Stored data entries:
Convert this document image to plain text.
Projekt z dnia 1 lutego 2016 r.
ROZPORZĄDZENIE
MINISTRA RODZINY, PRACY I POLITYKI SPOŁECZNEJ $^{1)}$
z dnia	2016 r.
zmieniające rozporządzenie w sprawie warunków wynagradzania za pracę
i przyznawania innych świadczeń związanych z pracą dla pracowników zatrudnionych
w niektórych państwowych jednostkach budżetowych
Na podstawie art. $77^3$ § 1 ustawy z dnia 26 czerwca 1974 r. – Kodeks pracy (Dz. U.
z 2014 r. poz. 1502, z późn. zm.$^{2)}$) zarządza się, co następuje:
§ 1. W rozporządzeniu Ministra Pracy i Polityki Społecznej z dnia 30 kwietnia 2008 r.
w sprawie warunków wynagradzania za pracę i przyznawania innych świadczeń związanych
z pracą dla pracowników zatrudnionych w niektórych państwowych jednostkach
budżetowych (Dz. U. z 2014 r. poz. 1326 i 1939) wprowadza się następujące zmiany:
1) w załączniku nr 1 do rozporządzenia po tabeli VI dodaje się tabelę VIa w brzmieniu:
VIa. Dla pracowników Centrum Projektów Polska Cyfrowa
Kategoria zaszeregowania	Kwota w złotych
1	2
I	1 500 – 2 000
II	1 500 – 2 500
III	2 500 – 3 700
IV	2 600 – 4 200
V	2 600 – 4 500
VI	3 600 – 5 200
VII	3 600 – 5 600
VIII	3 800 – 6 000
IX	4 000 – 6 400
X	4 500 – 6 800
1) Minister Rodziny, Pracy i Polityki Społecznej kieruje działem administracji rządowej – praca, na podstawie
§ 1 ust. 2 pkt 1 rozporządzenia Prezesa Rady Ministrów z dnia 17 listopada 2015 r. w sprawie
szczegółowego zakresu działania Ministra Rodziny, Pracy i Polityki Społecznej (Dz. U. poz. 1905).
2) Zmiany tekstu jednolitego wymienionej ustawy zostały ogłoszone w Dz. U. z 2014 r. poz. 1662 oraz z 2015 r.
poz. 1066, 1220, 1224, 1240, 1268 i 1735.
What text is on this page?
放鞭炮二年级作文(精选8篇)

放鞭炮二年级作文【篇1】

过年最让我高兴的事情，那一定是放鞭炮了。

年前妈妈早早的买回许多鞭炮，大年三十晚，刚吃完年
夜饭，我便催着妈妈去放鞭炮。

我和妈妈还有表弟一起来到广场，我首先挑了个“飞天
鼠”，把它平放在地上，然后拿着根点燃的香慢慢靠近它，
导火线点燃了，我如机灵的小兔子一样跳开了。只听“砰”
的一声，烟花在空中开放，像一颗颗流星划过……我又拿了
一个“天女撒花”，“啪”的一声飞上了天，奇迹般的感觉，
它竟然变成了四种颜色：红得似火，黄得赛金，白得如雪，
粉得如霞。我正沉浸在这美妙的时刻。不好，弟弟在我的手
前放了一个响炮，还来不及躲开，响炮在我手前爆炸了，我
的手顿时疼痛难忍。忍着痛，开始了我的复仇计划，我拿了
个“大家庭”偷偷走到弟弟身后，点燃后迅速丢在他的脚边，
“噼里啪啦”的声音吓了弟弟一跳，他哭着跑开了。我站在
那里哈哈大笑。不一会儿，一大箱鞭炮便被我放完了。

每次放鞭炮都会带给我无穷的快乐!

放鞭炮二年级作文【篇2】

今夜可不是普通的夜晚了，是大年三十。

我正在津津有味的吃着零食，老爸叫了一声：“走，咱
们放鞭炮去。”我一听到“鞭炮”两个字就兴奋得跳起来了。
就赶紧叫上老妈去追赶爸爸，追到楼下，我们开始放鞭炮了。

▶ [Set problem] Write out the entries above word for word.

▶ [Finished task]
Convert this document image to plain text.
Projekt z dnia 1 lutego 2016 r.
ROZPORZĄDZENIE
MINISTRA RODZINY, PRACY I POLITYKI SPOŁECZNEJ $^{1)}$
z dnia	2016 r.
zmieniające rozporządzenie w sprawie warunków wynagradzania za pracę
i przyznawania innych świadczeń związanych z pracą dla pracowników zatrudnionych
w niektórych państwowych jednostkach budżetowych
Na podstawie art. $77^3$ § 1 ustawy z dnia 26 czerwca 1974 r. – Kodeks pracy (Dz. U.
z 2014 r. poz. 1502, z późn. zm.$^{2)}$) zarządza się, co następuje:
§ 1. W rozporządzeniu Ministra Pracy i Polityki Społecznej z dnia 30 kwietnia 2008 r.
w sprawie warunków wynagradzania za pracę i przyznawania innych świadczeń związanych
z pracą dla pracowników zatrudnionych w niektórych państwowych jednostkach
budżetowych (Dz. U. z 2014 r. poz. 1326 i 1939) wprowadza się następujące zmiany:
1) w załączniku nr 1 do rozporządzenia po tabeli VI dodaje się tabelę VIa w brzmieniu:
VIa. Dla pracowników Centrum Projektów Polska Cyfrowa
Kategoria zaszeregowania	Kwota w złotych
1	2
I	1 500 – 2 000
II	1 500 – 2 500
III	2 500 – 3 700
IV	2 600 – 4 200
V	2 600 – 4 500
VI	3 600 – 5 200
VII	3 600 – 5 600
VIII	3 800 – 6 000
IX	4 000 – 6 400
X	4 500 – 6 800
1) Minister Rodziny, Pracy i Polityki Społecznej kieruje działem administracji rządowej – praca, na podstawie
§ 1 ust. 2 pkt 1 rozporządzenia Prezesa Rady Ministrów z dnia 17 listopada 2015 r. w sprawie
szczegółowego zakresu działania Ministra Rodziny, Pracy i Polityki Społecznej (Dz. U. poz. 1905).
2) Zmiany tekstu jednolitego wymienionej ustawy zostały ogłoszone w Dz. U. z 2014 r. poz. 1662 oraz z 2015 r.
poz. 1066, 1220, 1224, 1240, 1268 i 1735.
What text is on this page?
放鞭炮二年级作文(精选8篇)

放鞭炮二年级作文【篇1】

过年最让我高兴的事情，那一定是放鞭炮了。

年前妈妈早早的买回许多鞭炮，大年三十晚，刚吃完年
夜饭，我便催着妈妈去放鞭炮。

我和妈妈还有表弟一起来到广场，我首先挑了个“飞天
鼠”，把它平放在地上，然后拿着根点燃的香慢慢靠近它，
导火线点燃了，我如机灵的小兔子一样跳开了。只听“砰”
的一声，烟花在空中开放，像一颗颗流星划过……我又拿了
一个“天女撒花”，“啪”的一声飞上了天，奇迹般的感觉，
它竟然变成了四种颜色：红得似火，黄得赛金，白得如雪，
粉得如霞。我正沉浸在这美妙的时刻。不好，弟弟在我的手
前放了一个响炮，还来不及躲开，响炮在我手前爆炸了，我
的手顿时疼痛难忍。忍着痛，开始了我的复仇计划，我拿了
个“大家庭”偷偷走到弟弟身后，点燃后迅速丢在他的脚边，
“噼里啪啦”的声音吓了弟弟一跳，他哭着跑开了。我站在
那里哈哈大笑。不一会儿，一大箱鞭炮便被我放完了。

每次放鞭炮都会带给我无穷的快乐!

放鞭炮二年级作文【篇2】

今夜可不是普通的夜晚了，是大年三十。

我正在津津有味的吃着零食，老爸叫了一声：“走，咱
们放鞭炮去。”我一听到“鞭炮”两个字就兴奋得跳起来了。
就赶紧叫上老妈去追赶爸爸，追到楼下，我们开始放鞭炮了。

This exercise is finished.